- _What to produce_
Find and return each line containing "JSON".

+++

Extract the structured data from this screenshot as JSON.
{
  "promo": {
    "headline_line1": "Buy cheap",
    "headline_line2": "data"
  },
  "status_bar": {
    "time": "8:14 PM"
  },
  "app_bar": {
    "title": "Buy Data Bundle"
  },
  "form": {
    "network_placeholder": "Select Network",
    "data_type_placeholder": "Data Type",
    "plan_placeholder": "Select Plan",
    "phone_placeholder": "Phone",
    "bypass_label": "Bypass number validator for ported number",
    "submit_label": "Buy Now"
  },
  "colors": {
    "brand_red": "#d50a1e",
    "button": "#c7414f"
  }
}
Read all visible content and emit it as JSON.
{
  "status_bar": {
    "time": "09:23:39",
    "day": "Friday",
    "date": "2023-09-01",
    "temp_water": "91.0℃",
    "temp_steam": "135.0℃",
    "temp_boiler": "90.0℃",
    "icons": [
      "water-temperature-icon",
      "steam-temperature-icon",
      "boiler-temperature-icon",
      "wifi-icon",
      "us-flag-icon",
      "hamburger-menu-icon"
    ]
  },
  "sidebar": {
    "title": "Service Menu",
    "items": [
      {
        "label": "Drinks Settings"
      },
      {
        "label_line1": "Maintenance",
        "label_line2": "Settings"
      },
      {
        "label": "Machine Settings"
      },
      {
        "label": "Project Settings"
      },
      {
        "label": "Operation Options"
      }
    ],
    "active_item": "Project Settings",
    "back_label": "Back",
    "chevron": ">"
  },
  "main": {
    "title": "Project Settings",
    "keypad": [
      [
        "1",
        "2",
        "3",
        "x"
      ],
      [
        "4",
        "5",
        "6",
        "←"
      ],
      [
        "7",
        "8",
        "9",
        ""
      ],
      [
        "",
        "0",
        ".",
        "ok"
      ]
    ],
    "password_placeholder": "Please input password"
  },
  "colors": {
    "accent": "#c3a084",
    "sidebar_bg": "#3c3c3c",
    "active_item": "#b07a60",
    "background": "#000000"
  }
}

+++

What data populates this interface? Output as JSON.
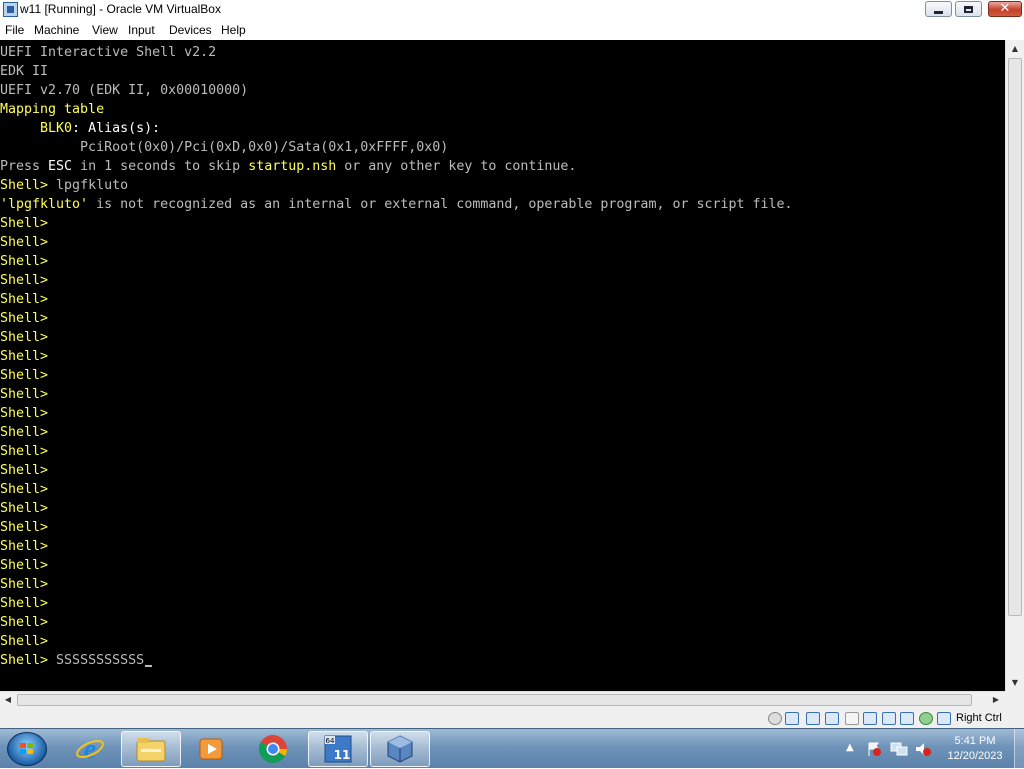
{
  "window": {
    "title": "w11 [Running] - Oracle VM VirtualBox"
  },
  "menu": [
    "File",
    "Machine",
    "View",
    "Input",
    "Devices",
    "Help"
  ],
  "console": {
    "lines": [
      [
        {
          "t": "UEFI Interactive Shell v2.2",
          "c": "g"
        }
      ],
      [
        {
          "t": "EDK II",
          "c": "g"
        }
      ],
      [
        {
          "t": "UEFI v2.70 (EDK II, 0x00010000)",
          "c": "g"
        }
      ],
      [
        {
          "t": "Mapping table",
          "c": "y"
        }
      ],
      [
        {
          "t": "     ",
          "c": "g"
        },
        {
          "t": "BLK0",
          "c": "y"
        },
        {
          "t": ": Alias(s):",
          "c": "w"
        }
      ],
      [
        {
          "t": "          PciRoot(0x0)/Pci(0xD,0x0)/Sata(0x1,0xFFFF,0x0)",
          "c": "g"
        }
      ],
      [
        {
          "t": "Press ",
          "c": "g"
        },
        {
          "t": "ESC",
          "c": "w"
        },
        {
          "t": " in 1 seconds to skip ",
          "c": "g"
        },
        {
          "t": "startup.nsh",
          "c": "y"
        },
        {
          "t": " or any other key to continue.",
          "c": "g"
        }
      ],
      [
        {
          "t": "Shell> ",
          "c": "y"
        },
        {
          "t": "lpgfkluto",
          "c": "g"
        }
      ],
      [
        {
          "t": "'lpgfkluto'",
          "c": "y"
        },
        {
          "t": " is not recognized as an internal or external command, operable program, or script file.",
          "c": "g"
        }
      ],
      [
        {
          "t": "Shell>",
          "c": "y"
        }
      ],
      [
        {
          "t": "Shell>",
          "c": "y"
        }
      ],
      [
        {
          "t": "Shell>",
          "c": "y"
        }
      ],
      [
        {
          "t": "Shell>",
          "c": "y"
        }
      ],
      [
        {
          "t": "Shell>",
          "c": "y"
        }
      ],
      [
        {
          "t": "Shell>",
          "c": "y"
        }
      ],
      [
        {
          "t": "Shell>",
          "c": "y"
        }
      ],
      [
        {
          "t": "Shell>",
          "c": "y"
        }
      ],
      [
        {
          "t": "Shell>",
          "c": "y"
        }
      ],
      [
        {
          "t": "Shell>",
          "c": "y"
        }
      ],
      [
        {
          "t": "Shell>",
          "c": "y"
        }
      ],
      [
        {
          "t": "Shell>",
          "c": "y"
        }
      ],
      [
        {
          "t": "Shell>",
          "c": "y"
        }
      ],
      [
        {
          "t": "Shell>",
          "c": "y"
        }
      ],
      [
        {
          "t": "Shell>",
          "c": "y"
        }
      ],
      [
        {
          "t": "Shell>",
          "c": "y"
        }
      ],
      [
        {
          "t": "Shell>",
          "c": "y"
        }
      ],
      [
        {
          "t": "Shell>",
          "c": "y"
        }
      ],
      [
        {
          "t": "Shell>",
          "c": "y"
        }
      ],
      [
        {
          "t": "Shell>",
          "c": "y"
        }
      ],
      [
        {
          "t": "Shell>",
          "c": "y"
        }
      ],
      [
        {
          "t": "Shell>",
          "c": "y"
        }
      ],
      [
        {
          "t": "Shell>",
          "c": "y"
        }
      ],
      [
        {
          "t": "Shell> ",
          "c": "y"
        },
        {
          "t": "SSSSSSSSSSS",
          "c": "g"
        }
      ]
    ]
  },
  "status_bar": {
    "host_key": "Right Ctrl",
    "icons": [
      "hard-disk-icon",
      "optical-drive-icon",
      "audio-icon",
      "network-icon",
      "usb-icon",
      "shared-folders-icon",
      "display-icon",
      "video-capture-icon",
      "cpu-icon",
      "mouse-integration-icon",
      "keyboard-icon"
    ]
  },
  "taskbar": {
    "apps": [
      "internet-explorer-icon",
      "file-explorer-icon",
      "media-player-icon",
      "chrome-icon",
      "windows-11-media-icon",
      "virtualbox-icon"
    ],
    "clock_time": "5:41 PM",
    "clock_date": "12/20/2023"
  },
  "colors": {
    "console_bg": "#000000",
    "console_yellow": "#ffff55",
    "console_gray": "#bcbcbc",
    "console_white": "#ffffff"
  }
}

+++

- _Problem solution_
Extract the structured data from this screenshot as JSON.
Read all visible content and emit it as JSON.
What data populates this interface? Output as JSON.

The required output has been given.